Text segment
———
Thursday, March 20, 2014

Fun With Java Access Modifiers

I recently came across a Java class that had a protected list of private inner class objects. That is
public class Parent {
   private class Thing {
      // ...
   }
   
   protected List <Thing> things = new LinkedList<Thing>();

   // ...
}
    
Obviously this is a code smell because if I were to extend the Parent class, even though I can access the list of things I can't actually access any of their fields or methods.

public class Child extends Parent {
   
   public Child() {
      super();

      for(Thing thing : things) { // <- Compile Error: Parent.Thing not visible
        // ...
      }
   }
}
Your first response at remedying this issue might be to change the access modifier for the list from protected to private.
private List<Thing> things = new LinkedList<Thing>();
Unfortunately you'd still have to worry about future developers accidentally returning the list in a method. For instance maybe they execute the "Generate Getters and Setters" task in Eclipse.

What about extracting the Thing class into its own file? Would that be any better? Perhaps, but only if the private inner class doesn't depend on data or methods of the outer Parent class.

Probably the best solution is to have the private inner class implement an interface that exposes public getter methods for the fields you want to access. Then you'd have a list of objects that implement that interface.
public class Parent {
   private class Thing implements Contract {
      // ...
   }

   protected List<Contract> things = new LinkedList<Contract>();

   // ...
}
Note: This is just following the old programming adage that you should program to an interface and not an implementation.

As I was fooling around with the different access modifiers in the private Thing class I learned something kind of interesting. The outer Parent class can access private members of the private inner Thing class.
public class Parent {
   private class Thing {
      private String str = "Hello World";
   }
   
   public Parent() {      
      Thing thing = new Thing();
      System.out.println("str = " + thing.str);
   }   
}
I was already aware that I could access private members of the outer class in the inner class.
———
Source material
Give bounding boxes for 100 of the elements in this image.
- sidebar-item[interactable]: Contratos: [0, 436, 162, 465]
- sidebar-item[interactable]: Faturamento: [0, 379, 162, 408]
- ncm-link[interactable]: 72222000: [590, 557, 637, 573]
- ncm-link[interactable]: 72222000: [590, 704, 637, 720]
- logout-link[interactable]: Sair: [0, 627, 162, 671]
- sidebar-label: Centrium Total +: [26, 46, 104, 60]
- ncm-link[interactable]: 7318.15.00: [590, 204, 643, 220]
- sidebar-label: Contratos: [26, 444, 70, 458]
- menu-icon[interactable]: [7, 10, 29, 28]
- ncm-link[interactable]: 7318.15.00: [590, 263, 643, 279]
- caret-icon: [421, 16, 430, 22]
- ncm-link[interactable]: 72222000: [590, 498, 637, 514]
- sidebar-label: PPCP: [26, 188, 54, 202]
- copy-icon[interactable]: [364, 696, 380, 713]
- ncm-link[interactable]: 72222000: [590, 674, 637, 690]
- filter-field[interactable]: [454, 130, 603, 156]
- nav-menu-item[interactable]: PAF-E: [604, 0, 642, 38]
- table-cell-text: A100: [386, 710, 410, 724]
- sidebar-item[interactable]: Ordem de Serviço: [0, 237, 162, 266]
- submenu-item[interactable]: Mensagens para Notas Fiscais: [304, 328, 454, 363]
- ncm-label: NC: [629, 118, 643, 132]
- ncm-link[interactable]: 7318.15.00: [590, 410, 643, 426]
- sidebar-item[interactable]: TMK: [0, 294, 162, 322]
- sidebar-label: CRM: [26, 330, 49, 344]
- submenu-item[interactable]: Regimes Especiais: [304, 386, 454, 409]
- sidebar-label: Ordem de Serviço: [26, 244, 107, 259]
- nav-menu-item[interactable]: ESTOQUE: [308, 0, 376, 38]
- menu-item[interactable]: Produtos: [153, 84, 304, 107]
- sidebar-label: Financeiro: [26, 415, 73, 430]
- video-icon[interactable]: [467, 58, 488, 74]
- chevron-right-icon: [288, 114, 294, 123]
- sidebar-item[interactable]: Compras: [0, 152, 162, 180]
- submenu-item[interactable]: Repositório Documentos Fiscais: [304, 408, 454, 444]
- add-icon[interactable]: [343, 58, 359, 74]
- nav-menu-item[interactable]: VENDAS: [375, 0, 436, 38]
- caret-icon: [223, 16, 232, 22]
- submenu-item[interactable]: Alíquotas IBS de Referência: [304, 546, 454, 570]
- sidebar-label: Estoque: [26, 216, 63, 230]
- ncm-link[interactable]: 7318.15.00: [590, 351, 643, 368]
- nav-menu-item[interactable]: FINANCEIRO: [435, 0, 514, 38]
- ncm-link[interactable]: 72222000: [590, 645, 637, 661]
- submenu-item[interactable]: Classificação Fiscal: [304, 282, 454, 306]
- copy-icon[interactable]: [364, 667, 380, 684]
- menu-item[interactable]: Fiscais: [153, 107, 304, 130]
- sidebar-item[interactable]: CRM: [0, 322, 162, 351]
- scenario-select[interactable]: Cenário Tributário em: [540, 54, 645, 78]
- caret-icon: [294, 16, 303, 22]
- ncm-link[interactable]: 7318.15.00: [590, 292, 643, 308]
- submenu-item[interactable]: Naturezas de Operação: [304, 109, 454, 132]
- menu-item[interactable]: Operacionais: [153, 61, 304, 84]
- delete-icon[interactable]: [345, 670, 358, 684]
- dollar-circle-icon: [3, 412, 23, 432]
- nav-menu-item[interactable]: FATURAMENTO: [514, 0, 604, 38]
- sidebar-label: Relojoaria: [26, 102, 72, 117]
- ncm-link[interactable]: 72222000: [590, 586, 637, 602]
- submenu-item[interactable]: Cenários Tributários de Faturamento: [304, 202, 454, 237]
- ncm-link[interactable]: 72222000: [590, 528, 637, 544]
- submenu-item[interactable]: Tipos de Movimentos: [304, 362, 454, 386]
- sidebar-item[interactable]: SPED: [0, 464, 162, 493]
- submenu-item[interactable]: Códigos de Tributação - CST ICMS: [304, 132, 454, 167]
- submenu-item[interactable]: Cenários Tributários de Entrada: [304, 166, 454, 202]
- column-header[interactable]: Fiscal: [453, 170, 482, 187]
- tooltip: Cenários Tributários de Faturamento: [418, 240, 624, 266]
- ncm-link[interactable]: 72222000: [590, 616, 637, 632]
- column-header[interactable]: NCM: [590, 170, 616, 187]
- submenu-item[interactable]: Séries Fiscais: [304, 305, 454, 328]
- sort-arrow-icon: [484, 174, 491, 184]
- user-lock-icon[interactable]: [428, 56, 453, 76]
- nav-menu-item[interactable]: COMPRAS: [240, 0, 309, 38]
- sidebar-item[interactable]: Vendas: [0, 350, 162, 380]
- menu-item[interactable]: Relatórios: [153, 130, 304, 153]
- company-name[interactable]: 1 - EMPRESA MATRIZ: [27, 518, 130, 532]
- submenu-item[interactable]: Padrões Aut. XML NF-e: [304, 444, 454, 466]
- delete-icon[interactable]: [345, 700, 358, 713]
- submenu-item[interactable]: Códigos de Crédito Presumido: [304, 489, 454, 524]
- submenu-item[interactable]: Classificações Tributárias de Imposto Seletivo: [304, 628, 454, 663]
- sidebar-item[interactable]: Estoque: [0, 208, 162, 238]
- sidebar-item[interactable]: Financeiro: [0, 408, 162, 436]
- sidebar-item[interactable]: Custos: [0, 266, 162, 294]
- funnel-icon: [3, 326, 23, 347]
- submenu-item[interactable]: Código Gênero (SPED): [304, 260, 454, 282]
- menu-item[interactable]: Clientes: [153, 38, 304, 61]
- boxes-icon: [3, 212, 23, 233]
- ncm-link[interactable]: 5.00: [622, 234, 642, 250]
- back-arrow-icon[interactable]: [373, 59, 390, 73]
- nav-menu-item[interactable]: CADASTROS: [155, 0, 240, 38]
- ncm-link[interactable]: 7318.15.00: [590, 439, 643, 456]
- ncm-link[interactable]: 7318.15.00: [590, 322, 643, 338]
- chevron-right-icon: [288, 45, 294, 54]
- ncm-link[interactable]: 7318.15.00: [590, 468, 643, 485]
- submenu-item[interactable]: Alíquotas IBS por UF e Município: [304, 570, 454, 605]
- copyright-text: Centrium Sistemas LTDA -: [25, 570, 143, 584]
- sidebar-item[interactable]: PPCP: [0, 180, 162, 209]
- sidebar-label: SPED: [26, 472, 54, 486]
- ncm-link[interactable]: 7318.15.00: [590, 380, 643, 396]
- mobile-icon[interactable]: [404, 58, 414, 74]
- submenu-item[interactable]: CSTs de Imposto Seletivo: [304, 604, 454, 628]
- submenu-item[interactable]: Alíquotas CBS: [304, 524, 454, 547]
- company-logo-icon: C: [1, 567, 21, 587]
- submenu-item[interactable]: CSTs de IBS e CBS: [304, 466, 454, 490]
———
Task directions
Can you reproduce, word for word, the stretch of the Java access modifiers post from "Probably the best" through "private inner Thing class."?

Result of the task
Probably the best solution is to have the private inner class implement an interface that exposes public getter methods for the fields you want to access. Then you'd have a list of objects that implement that interface.
public class Parent {
   private class Thing implements Contract {
      // ...
   }

   protected List<Contract> things = new LinkedList<Contract>();

   // ...
}
Note: This is just following the old programming adage that you should program to an interface and not an implementation.

As I was fooling around with the different access modifiers in the private Thing class I learned something kind of interesting. The outer Parent class can access private members of the private inner Thing class.